# STATED EXERCISE:
Return all the data below as it stands, minus the pictures.

# TASK MATERIAL:
-- Start --
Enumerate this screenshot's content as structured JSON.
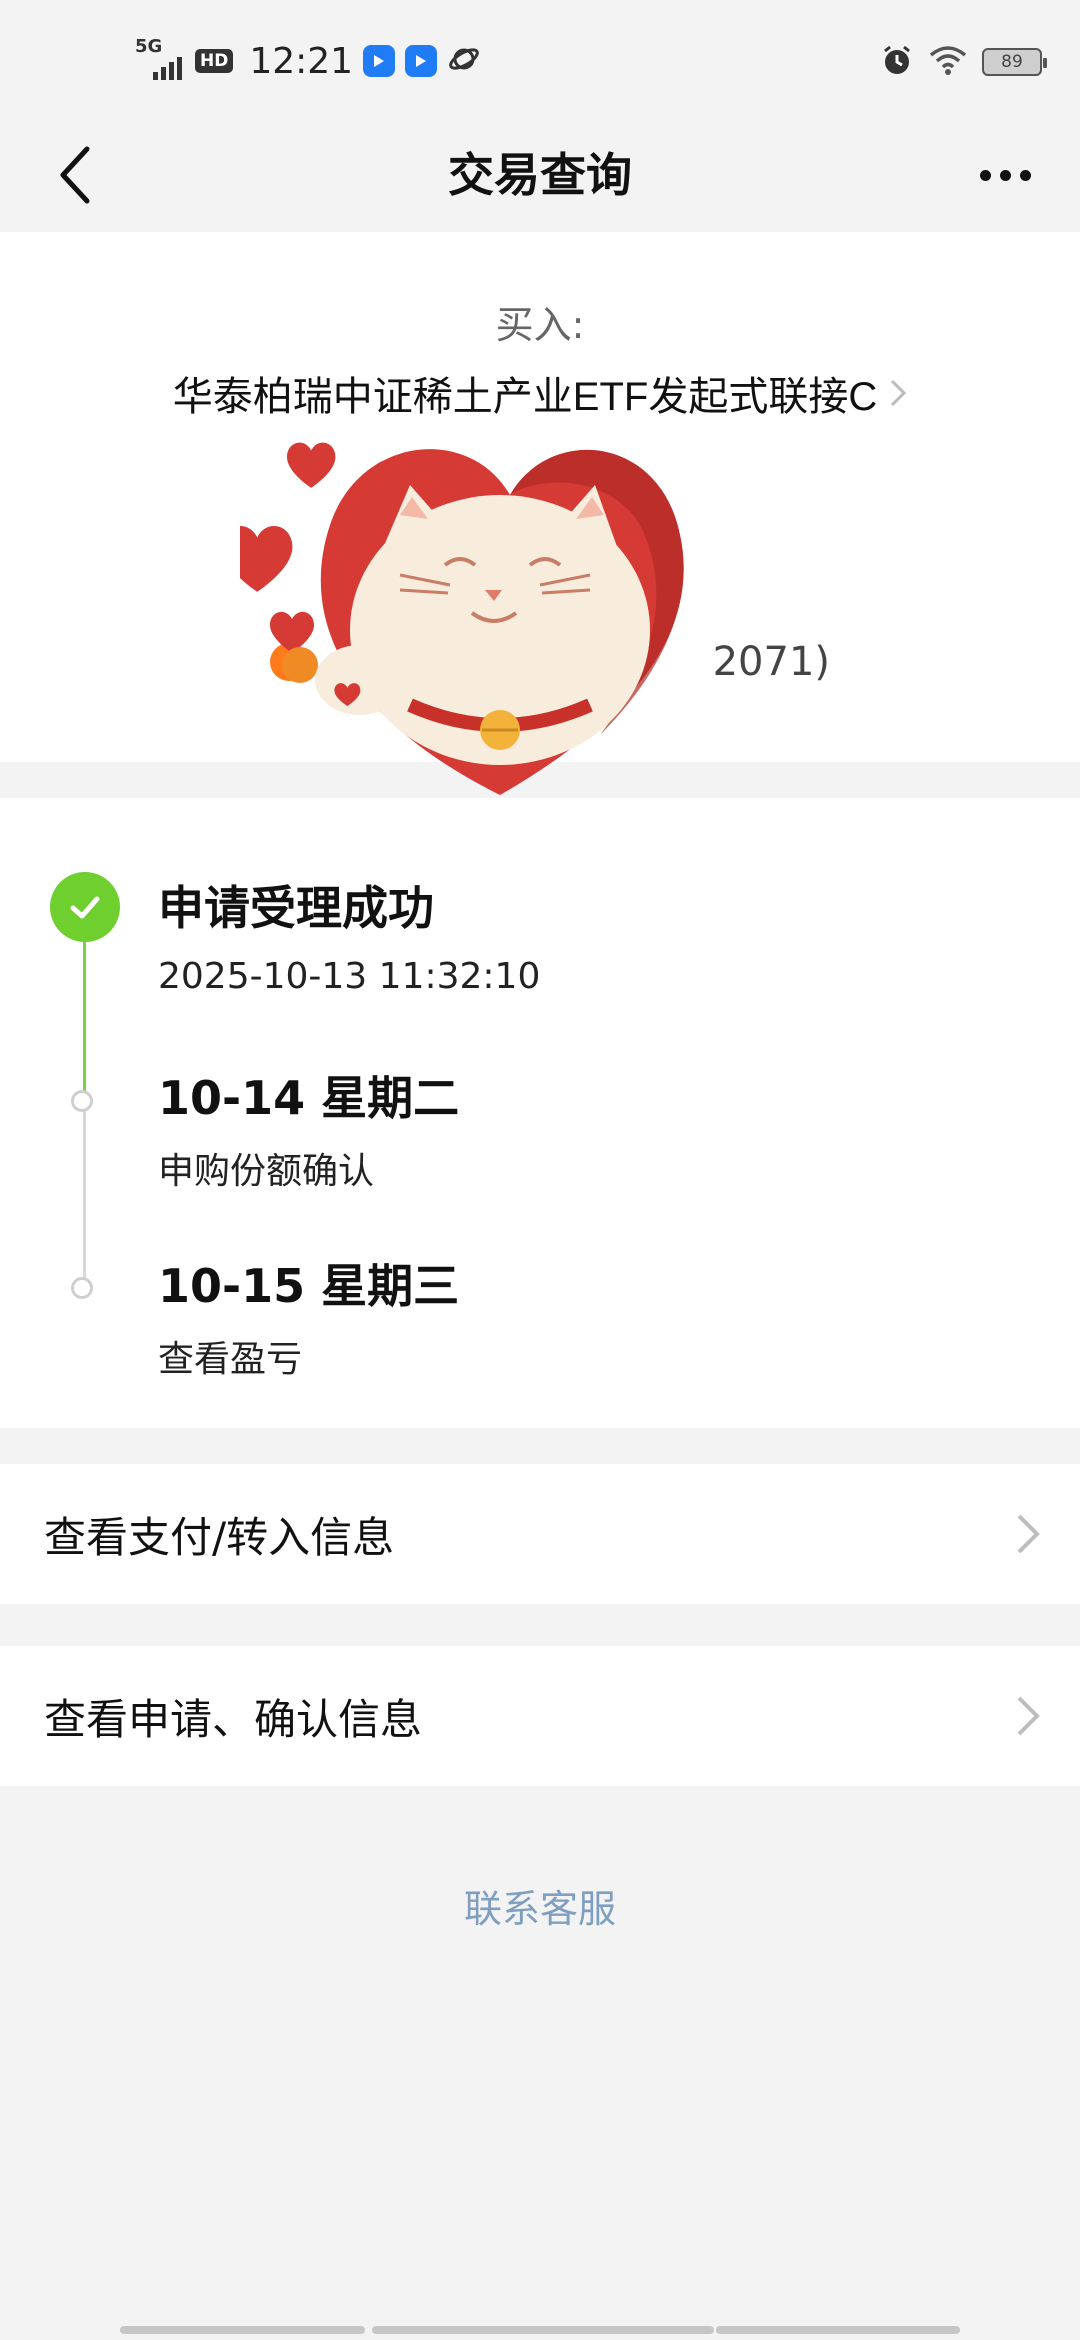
{
  "status_bar": {
    "network": "5G",
    "hd": "HD",
    "time": "12:21",
    "battery": "89"
  },
  "header": {
    "title": "交易查询"
  },
  "buy_card": {
    "label": "买入:",
    "fund_name": "华泰柏瑞中证稀土产业ETF发起式联接C",
    "payment_partial": "2071)"
  },
  "timeline": {
    "steps": [
      {
        "title": "申请受理成功",
        "sub": "2025-10-13 11:32:10",
        "status": "done"
      },
      {
        "title": "10-14 星期二",
        "sub": "申购份额确认",
        "status": "pending"
      },
      {
        "title": "10-15 星期三",
        "sub": "查看盈亏",
        "status": "pending"
      }
    ]
  },
  "links": {
    "payment_info": "查看支付/转入信息",
    "apply_confirm_info": "查看申请、确认信息"
  },
  "footer": {
    "contact": "联系客服"
  },
  "colors": {
    "success": "#6fcf2e",
    "link_blue": "#7f9fc0",
    "sticker_red": "#d63a34"
  }
}
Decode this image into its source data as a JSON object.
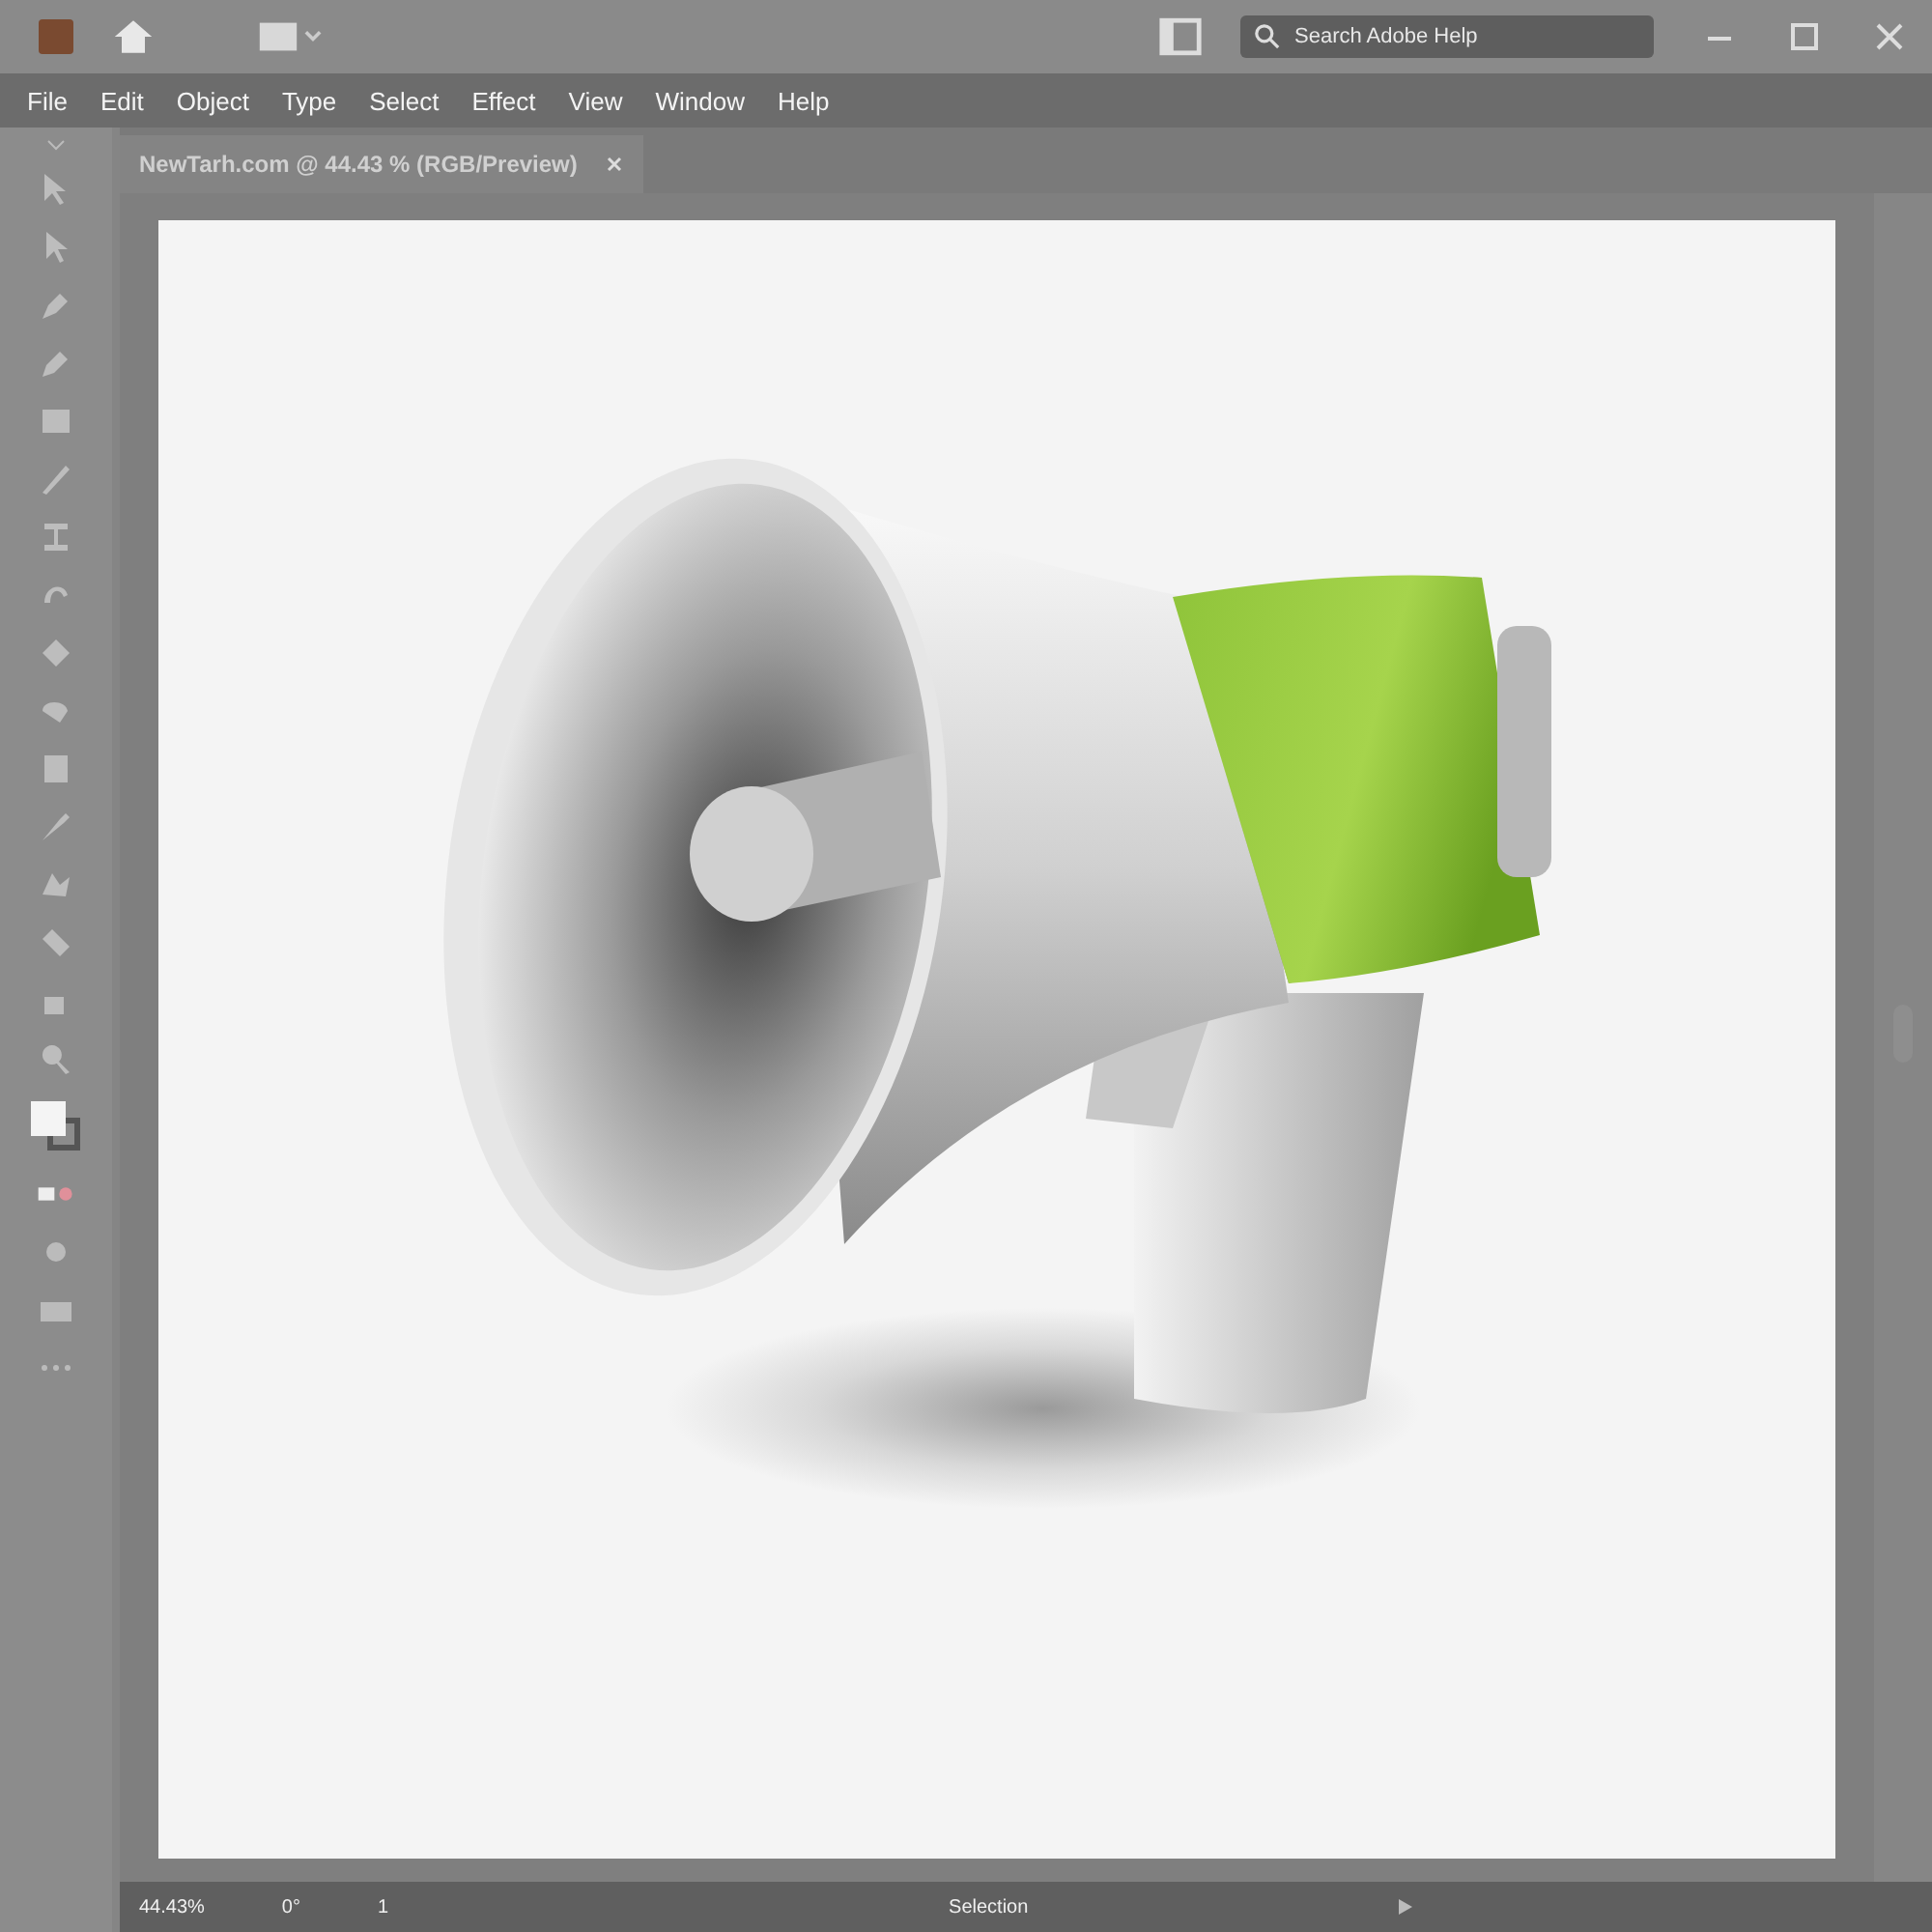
{
  "window": {
    "search": {
      "placeholder": "Search Adobe Help"
    }
  },
  "menu": [
    {
      "label": "File"
    },
    {
      "label": "Edit"
    },
    {
      "label": "Object"
    },
    {
      "label": "Type"
    },
    {
      "label": "Select"
    },
    {
      "label": "Effect"
    },
    {
      "label": "View"
    },
    {
      "label": "Window"
    },
    {
      "label": "Help"
    }
  ],
  "document_tab": {
    "title": "NewTarh.com @ 44.43 % (RGB/Preview)",
    "selected": true
  },
  "status_bar": {
    "zoom": "44.43%",
    "rotation": "0°",
    "artboard": "1",
    "tool": "Selection"
  }
}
-- End --
# ANSWER TO THIS PROBLEM:
Enumerate this screenshot's content as structured JSON.
{
  "status_bar": {
    "network": "5G",
    "hd": "HD",
    "time": "12:21",
    "battery": "89"
  },
  "header": {
    "title": "交易查询"
  },
  "buy_card": {
    "label": "买入:",
    "fund_name": "华泰柏瑞中证稀土产业ETF发起式联接C",
    "payment_partial": "2071)"
  },
  "timeline": {
    "steps": [
      {
        "title": "申请受理成功",
        "sub": "2025-10-13 11:32:10",
        "status": "done"
      },
      {
        "title": "10-14 星期二",
        "sub": "申购份额确认",
        "status": "pending"
      },
      {
        "title": "10-15 星期三",
        "sub": "查看盈亏",
        "status": "pending"
      }
    ]
  },
  "links": {
    "payment_info": "查看支付/转入信息",
    "apply_confirm_info": "查看申请、确认信息"
  },
  "footer": {
    "contact": "联系客服"
  },
  "colors": {
    "success": "#6fcf2e",
    "link_blue": "#7f9fc0",
    "sticker_red": "#d63a34"
  }
}
Decode this image into its source data as a JSON object.
{
  "window": {
    "search": {
      "placeholder": "Search Adobe Help"
    }
  },
  "menu": [
    {
      "label": "File"
    },
    {
      "label": "Edit"
    },
    {
      "label": "Object"
    },
    {
      "label": "Type"
    },
    {
      "label": "Select"
    },
    {
      "label": "Effect"
    },
    {
      "label": "View"
    },
    {
      "label": "Window"
    },
    {
      "label": "Help"
    }
  ],
  "document_tab": {
    "title": "NewTarh.com @ 44.43 % (RGB/Preview)",
    "selected": true
  },
  "status_bar": {
    "zoom": "44.43%",
    "rotation": "0°",
    "artboard": "1",
    "tool": "Selection"
  }
}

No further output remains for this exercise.